• EXTRACT TO READ:
Segment Open
While it’s not an awful film, and frankly in terms of characterisation and motivation you could perhaps argue it hangs together more coherently as a film than the original did, there’s not a great deal of joy to extract from Hollow Man 2. In particular the greatly reduced budget makes for greatly reduced special effects, and seeing as that was perhaps the only redeeming feature of the original, this does render the sequel somewhat pointless.
Far from the worst film you’ll ever see, but it’s not particularly interesting and can be easily ignored, as indeed most of the world has done.
Now, to be clear from the outset, I wasn’t expecting Showgirls 2: Penny’s from Heaven to be good, but I just had to find out if it was somehow worse than the Verhoeven/Eszterhas perpetrated dumpster fire. It is. Very much so. So, curiosity satisfied, I suppose, but that’s the only satisfaction to be had here.
Do you remember Penny from Showgirls? Of course you don’t. But she was there, played by Rena Riffel, languishing somewhere towards the end of the credit roll, and here some sixteen years later she exhumes that character to tell her story, also directing, producing, writing and editing that story. So it has all the ingredients of a Best of the Worst contender, apart from any entertainment value.
Segment Closed
• TASK INSTRUCTIONS:
1) Translate this sentence from the film reviews into Spanish: "Far from the worst film you’ll ever see, but it’s not particularly interesting and can be easily ignored, as indeed most of the world has done."
2) For each statement, say yes or no according to the film reviews, and quote the words that decide it: (a) The reviewer expected Showgirls 2: Penny’s from Heaven to be good. (b) Rena Riffel directed, produced, wrote and edited Showgirls 2: Penny’s from Heaven. (c) Hollow Man 2 had a bigger budget than the original.
The rows have no connection to the film reviews.

• SUPPLIED DATA:
Segment Open
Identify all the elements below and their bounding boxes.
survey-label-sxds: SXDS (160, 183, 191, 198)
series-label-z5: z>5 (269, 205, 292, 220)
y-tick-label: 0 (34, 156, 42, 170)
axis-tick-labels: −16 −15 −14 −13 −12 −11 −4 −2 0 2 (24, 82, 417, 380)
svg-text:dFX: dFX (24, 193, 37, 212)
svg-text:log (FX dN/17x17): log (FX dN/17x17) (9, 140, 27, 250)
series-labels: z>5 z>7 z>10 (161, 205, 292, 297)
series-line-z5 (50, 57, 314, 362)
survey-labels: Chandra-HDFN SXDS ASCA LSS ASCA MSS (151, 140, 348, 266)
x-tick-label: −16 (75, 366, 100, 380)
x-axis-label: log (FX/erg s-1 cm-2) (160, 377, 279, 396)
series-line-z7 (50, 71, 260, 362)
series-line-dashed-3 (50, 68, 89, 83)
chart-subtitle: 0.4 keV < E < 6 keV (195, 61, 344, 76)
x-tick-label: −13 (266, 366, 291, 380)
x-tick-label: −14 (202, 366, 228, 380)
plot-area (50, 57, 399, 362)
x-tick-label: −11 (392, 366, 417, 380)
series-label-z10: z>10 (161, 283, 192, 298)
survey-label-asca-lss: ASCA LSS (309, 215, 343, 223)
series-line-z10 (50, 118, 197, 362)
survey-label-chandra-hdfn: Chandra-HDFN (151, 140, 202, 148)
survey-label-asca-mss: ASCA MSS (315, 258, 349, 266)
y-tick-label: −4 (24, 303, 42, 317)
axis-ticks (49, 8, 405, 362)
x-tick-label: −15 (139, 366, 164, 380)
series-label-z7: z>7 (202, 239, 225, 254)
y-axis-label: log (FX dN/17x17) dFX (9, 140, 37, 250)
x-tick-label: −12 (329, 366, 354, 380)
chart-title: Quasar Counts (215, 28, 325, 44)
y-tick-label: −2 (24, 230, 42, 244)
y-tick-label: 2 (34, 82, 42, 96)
Segment Closed
• SOLUTIONS TO EACH TASK:
1) Lejos de ser la peor película que verás jamás, pero no es especialmente interesante y se puede ignorar fácilmente, como de hecho ha hecho la mayor parte del mundo.

2)
(a) No: "I wasn’t expecting Showgirls 2: Penny’s from Heaven to be good"
(b) Yes: "also directing, producing, writing and editing that story"
(c) No: "the greatly reduced budget makes for greatly reduced special effects"